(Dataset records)
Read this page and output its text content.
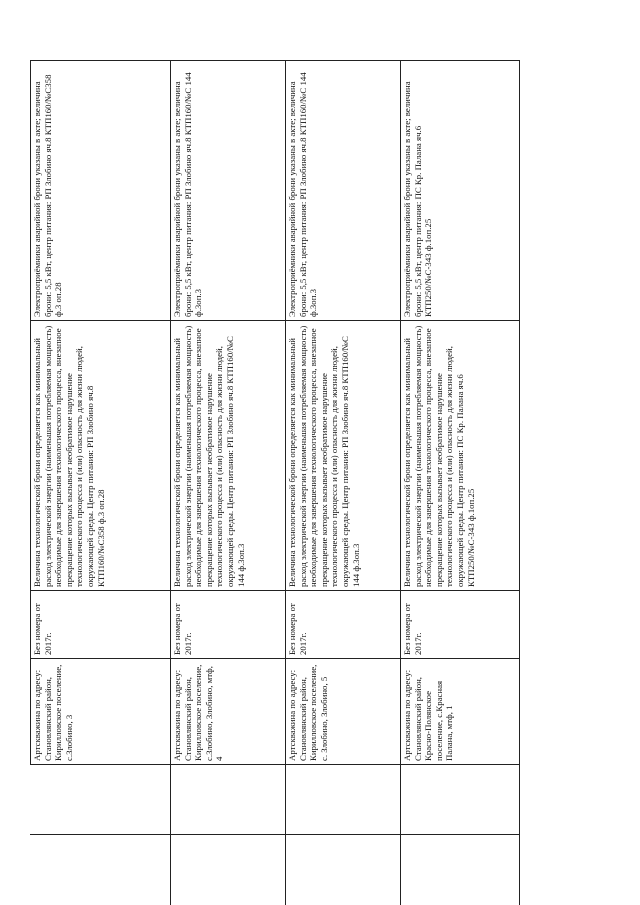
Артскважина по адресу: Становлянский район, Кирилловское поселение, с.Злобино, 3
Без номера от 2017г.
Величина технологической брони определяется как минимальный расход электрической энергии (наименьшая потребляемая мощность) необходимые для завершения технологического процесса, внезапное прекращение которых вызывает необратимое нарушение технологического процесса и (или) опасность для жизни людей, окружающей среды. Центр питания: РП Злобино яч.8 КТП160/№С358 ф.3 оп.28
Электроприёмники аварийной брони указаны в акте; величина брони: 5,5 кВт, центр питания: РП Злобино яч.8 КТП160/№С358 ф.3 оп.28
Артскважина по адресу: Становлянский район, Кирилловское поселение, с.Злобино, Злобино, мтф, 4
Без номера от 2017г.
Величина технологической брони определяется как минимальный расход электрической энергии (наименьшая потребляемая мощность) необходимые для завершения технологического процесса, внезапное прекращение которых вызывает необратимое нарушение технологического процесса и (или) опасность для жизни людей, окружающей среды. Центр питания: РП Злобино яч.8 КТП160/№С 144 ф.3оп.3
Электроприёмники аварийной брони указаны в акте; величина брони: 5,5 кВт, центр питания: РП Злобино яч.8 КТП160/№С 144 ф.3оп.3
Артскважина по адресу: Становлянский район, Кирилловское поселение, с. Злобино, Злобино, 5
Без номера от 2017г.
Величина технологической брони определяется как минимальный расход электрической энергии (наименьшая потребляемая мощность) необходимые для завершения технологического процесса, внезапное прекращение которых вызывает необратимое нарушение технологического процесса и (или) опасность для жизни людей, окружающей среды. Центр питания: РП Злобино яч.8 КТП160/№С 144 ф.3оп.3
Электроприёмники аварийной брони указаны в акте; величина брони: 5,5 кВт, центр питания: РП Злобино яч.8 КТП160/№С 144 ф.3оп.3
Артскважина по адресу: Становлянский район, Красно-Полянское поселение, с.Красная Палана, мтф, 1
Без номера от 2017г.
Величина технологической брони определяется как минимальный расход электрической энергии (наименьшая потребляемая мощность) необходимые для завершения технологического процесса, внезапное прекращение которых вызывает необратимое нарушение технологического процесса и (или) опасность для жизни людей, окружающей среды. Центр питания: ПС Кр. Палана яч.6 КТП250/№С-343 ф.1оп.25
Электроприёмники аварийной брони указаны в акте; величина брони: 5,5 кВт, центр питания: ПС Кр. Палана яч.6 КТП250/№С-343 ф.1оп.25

### PROBLEM STATEMENT
Without including any pictures, output all the entries above exactly.

### CORRECT RESPONSE
Read this page and output its text content.
Артскважина по адресу: Становлянский район, Кирилловское поселение, с.Злобино, 3
Без номера от 2017г.
Величина технологической брони определяется как минимальный расход электрической энергии (наименьшая потребляемая мощность) необходимые для завершения технологического процесса, внезапное прекращение которых вызывает необратимое нарушение технологического процесса и (или) опасность для жизни людей, окружающей среды. Центр питания: РП Злобино яч.8 КТП160/№С358 ф.3 оп.28
Электроприёмники аварийной брони указаны в акте; величина брони: 5,5 кВт, центр питания: РП Злобино яч.8 КТП160/№С358 ф.3 оп.28
Артскважина по адресу: Становлянский район, Кирилловское поселение, с.Злобино, Злобино, мтф, 4
Без номера от 2017г.
Величина технологической брони определяется как минимальный расход электрической энергии (наименьшая потребляемая мощность) необходимые для завершения технологического процесса, внезапное прекращение которых вызывает необратимое нарушение технологического процесса и (или) опасность для жизни людей, окружающей среды. Центр питания: РП Злобино яч.8 КТП160/№С 144 ф.3оп.3
Электроприёмники аварийной брони указаны в акте; величина брони: 5,5 кВт, центр питания: РП Злобино яч.8 КТП160/№С 144 ф.3оп.3
Артскважина по адресу: Становлянский район, Кирилловское поселение, с. Злобино, Злобино, 5
Без номера от 2017г.
Величина технологической брони определяется как минимальный расход электрической энергии (наименьшая потребляемая мощность) необходимые для завершения технологического процесса, внезапное прекращение которых вызывает необратимое нарушение технологического процесса и (или) опасность для жизни людей, окружающей среды. Центр питания: РП Злобино яч.8 КТП160/№С 144 ф.3оп.3
Электроприёмники аварийной брони указаны в акте; величина брони: 5,5 кВт, центр питания: РП Злобино яч.8 КТП160/№С 144 ф.3оп.3
Артскважина по адресу: Становлянский район, Красно-Полянское поселение, с.Красная Палана, мтф, 1
Без номера от 2017г.
Величина технологической брони определяется как минимальный расход электрической энергии (наименьшая потребляемая мощность) необходимые для завершения технологического процесса, внезапное прекращение которых вызывает необратимое нарушение технологического процесса и (или) опасность для жизни людей, окружающей среды. Центр питания: ПС Кр. Палана яч.6 КТП250/№С-343 ф.1оп.25
Электроприёмники аварийной брони указаны в акте; величина брони: 5,5 кВт, центр питания: ПС Кр. Палана яч.6 КТП250/№С-343 ф.1оп.25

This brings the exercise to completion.